[start]
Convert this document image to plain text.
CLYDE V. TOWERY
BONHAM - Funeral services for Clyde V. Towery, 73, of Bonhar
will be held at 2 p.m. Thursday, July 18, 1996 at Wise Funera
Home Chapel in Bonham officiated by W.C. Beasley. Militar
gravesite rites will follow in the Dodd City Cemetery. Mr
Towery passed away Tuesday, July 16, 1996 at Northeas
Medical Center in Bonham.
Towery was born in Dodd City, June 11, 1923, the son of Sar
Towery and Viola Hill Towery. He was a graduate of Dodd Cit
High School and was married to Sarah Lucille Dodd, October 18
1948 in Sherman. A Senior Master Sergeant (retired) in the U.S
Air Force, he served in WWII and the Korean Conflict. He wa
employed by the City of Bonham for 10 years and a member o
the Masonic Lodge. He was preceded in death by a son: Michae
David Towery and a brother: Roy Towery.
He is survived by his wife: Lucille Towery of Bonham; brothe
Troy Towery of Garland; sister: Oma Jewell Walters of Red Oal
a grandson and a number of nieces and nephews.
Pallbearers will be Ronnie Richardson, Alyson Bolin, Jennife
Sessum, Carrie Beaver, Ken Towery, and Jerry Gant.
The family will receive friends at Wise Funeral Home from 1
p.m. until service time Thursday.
[end]
* _THE REQUEST_
How many lines in the listing above contain "Thursday"? Answer with the number alone.

* _EXERCISE SOLUTION_
2